Dataset entries
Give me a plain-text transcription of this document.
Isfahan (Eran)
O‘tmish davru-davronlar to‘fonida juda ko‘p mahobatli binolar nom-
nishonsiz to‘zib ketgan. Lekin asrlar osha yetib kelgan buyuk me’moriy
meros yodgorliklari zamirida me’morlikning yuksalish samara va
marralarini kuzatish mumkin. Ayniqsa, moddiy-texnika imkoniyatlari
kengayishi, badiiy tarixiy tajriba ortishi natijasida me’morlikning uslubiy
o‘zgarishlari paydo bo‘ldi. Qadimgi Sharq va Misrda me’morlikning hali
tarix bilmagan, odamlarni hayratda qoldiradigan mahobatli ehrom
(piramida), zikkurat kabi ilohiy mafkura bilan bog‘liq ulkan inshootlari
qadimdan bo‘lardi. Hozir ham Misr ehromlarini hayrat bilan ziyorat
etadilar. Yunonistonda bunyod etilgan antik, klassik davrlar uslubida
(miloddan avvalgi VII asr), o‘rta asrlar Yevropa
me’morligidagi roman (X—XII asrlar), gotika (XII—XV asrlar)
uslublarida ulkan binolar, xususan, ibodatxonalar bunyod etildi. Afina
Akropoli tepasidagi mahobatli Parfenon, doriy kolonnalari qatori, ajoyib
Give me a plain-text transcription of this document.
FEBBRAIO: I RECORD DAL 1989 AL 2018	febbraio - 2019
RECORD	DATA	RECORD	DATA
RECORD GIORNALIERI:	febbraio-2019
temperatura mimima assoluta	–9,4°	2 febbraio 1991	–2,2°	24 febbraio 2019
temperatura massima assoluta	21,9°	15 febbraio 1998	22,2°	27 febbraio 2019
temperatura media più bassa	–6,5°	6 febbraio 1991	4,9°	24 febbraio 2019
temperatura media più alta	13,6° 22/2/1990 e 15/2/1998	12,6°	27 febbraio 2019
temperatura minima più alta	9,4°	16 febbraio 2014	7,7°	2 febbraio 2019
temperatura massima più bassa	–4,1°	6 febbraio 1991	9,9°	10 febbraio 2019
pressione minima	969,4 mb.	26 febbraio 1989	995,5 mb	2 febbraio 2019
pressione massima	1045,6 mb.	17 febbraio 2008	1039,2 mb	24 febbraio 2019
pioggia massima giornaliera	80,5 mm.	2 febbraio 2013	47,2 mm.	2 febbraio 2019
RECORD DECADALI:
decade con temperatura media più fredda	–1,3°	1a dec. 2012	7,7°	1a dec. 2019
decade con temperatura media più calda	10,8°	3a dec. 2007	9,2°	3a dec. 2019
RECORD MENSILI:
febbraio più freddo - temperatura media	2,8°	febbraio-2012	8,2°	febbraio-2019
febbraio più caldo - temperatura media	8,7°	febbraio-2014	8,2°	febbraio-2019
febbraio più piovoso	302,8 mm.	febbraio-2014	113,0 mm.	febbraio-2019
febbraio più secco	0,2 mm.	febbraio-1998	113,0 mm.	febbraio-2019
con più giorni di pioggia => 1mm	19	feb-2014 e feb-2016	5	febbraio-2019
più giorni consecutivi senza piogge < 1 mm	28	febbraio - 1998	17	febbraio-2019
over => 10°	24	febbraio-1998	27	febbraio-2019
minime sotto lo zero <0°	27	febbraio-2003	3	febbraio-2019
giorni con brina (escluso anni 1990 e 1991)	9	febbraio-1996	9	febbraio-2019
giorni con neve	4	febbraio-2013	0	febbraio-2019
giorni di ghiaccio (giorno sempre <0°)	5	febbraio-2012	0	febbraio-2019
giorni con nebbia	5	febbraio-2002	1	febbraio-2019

__WHAT YOU WILL DO__.
In the entries above, find lines with "bunyod" and copy each.

__TASK RESPONSE__.
etadilar. Yunonistonda bunyod etilgan antik, klassik davrlar uslubida
uslublarida ulkan binolar, xususan, ibodatxonalar bunyod etildi. Afina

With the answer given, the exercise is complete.